- _Stated exercise_: Report how many lines contain the word "Departure"; answer with the number only.

#####

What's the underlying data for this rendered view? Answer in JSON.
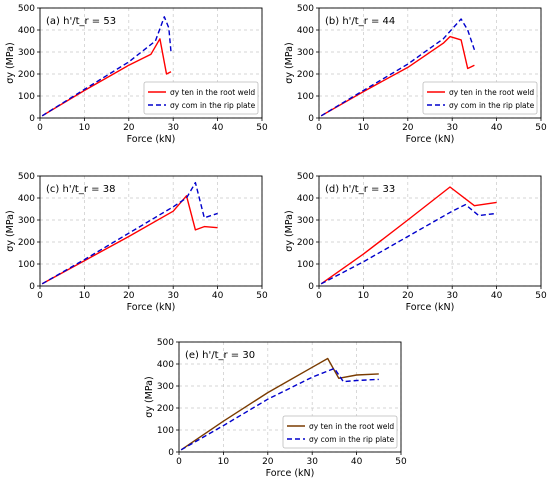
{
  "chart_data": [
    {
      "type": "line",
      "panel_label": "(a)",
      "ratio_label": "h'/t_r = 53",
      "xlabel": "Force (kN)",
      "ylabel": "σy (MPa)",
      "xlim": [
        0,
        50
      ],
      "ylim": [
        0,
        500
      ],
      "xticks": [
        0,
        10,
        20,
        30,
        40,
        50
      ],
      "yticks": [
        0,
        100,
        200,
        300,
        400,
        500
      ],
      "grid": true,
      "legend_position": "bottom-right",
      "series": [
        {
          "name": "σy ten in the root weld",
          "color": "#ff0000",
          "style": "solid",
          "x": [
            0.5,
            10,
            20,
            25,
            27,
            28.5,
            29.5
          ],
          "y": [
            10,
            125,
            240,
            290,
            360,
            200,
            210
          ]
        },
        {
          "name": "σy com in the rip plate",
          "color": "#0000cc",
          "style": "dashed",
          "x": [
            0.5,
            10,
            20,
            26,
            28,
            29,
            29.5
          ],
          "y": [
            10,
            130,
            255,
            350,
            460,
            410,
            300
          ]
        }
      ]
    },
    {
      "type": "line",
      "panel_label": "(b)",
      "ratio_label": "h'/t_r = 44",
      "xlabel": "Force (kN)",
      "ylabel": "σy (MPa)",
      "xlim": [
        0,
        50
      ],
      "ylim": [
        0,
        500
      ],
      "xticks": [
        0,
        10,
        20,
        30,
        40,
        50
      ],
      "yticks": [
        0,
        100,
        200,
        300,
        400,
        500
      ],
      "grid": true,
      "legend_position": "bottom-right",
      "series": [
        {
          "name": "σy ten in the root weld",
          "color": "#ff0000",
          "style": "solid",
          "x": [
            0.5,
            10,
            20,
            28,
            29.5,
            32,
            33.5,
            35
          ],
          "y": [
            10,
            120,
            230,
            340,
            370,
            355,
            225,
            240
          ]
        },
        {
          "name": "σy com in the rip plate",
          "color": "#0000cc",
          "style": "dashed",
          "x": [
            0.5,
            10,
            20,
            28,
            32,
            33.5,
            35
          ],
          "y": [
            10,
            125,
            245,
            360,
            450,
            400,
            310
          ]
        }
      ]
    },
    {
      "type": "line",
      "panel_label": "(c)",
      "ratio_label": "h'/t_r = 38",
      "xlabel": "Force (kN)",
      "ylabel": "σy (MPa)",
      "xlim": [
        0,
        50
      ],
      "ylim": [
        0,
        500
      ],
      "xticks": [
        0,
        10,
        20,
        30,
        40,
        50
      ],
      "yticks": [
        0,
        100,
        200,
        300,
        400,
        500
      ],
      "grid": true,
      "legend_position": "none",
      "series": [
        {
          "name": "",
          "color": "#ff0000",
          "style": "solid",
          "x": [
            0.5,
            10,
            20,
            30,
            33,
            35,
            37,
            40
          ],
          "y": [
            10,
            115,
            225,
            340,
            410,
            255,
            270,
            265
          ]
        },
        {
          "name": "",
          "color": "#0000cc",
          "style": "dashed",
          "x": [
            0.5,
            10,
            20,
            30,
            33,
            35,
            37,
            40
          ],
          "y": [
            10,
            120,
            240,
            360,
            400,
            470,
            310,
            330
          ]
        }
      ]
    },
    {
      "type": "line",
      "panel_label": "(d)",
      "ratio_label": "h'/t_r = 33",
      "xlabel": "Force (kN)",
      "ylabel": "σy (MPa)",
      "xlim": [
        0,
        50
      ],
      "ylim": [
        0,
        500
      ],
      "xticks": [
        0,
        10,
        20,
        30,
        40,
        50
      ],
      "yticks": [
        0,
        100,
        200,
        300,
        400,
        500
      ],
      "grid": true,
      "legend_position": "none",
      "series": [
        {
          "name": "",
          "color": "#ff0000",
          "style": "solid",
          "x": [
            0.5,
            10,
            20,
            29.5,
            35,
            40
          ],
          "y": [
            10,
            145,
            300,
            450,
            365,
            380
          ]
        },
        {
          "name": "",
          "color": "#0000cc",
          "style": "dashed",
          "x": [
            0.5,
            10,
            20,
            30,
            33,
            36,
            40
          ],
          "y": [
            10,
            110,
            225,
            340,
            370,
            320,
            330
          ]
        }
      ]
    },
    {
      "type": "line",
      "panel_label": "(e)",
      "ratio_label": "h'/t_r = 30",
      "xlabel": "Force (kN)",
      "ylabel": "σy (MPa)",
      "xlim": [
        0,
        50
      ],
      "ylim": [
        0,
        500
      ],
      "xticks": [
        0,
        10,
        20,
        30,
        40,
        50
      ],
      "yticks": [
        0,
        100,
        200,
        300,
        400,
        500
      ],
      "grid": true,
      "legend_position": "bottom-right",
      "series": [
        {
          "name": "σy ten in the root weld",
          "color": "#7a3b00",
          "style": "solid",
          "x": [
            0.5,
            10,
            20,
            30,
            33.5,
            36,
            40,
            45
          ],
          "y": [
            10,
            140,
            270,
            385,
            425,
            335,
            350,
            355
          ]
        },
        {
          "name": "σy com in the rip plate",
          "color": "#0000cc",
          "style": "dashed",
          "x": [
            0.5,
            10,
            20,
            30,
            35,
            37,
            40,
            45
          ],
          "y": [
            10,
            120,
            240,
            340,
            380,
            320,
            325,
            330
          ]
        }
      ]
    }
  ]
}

#####

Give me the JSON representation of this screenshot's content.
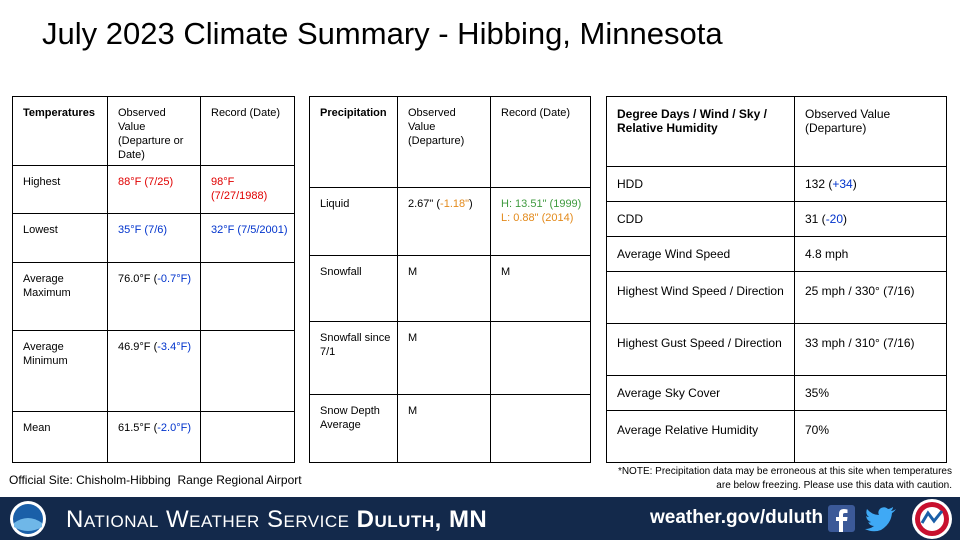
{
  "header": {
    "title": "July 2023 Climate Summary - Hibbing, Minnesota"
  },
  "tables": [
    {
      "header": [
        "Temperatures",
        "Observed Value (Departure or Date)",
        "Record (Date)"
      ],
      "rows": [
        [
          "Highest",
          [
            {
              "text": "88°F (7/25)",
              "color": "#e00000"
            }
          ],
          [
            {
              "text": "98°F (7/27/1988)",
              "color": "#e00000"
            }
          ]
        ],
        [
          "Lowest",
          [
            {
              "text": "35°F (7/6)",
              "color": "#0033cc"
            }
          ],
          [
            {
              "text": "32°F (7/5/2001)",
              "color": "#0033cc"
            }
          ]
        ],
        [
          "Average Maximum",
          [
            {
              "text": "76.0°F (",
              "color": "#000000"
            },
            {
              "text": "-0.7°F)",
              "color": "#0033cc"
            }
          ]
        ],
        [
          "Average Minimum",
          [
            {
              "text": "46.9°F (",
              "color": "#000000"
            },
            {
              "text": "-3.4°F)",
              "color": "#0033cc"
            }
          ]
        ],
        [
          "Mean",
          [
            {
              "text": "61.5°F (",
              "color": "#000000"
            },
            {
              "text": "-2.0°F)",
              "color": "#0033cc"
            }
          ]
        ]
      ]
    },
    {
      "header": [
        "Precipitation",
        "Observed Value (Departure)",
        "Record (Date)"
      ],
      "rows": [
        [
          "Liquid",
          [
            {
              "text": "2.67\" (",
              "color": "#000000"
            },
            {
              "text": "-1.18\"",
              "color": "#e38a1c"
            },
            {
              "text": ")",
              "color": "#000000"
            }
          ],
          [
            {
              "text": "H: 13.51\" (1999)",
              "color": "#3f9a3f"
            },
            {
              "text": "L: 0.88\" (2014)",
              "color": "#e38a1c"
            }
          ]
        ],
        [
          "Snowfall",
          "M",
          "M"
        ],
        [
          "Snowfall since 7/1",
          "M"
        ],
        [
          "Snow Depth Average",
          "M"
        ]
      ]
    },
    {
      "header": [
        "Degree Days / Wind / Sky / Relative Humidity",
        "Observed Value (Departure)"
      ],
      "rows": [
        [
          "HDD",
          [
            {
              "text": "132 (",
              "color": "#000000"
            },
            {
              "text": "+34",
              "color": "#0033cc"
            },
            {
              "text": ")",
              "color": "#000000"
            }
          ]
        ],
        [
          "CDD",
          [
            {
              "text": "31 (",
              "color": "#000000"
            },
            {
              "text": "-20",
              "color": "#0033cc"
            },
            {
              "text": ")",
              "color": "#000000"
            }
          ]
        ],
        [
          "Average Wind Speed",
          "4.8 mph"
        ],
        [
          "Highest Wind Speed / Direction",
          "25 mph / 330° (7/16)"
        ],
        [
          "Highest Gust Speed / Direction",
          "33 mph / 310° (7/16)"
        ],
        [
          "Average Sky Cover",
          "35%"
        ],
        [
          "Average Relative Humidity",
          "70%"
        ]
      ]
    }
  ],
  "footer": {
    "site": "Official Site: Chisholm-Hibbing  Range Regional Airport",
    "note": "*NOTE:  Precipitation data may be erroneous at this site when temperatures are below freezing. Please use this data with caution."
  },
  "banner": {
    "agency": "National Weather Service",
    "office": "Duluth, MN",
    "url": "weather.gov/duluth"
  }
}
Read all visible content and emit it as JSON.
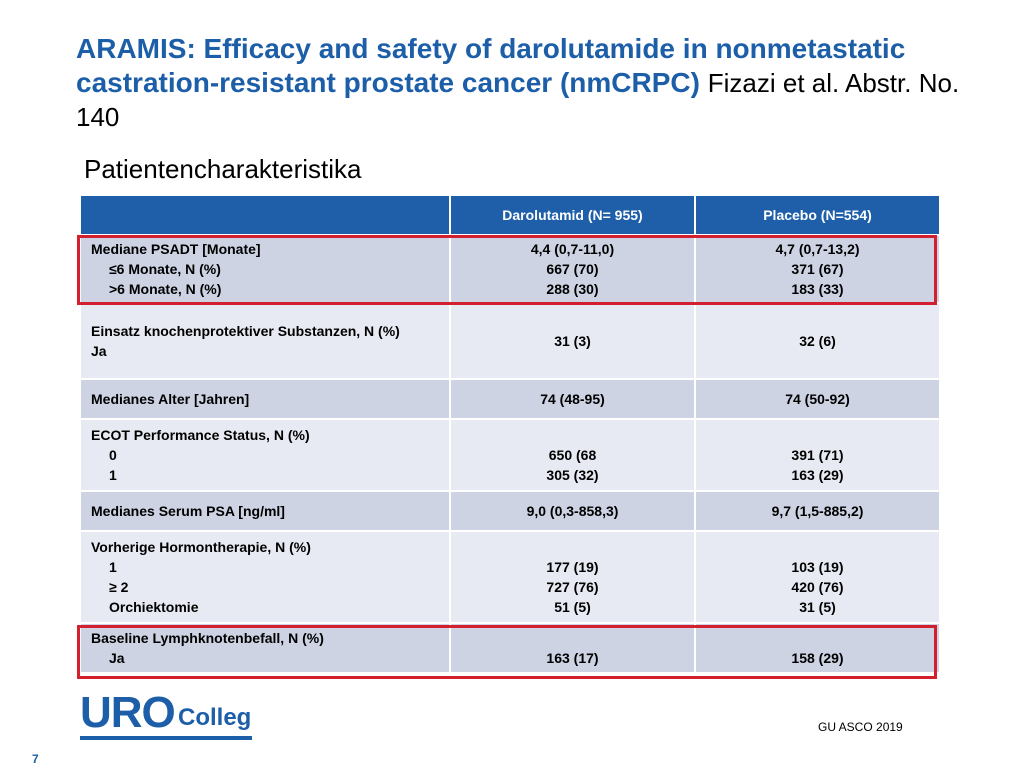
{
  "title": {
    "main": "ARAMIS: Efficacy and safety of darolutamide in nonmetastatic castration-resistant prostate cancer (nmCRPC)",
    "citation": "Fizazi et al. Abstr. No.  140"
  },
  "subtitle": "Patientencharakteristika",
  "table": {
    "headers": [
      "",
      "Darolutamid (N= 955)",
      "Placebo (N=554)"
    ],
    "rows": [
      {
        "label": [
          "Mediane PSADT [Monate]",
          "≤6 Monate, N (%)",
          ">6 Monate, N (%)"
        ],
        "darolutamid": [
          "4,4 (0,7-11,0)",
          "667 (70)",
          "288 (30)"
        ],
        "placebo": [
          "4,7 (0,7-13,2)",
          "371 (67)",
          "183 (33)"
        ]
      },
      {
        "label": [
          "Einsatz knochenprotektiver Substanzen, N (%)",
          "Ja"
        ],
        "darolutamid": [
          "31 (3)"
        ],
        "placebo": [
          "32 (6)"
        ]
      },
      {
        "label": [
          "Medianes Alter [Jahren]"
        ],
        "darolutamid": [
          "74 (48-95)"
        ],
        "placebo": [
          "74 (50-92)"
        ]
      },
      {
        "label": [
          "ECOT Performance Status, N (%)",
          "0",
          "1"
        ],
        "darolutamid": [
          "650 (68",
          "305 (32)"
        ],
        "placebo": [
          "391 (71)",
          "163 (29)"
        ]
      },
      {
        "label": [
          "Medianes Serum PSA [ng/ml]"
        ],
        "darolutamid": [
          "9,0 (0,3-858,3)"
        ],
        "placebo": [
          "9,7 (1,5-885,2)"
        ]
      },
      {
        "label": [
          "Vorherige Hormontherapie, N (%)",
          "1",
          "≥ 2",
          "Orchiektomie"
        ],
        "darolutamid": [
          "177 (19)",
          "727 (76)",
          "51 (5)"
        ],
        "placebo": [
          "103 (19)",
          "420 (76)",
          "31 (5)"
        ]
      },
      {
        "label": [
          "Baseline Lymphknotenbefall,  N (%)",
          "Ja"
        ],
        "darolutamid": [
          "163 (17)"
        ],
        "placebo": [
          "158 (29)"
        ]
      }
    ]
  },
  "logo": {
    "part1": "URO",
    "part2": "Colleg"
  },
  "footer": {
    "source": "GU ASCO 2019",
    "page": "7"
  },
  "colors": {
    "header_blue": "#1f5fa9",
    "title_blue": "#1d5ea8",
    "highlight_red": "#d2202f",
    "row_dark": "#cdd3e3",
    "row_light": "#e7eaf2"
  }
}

#####

- _Task response_: 3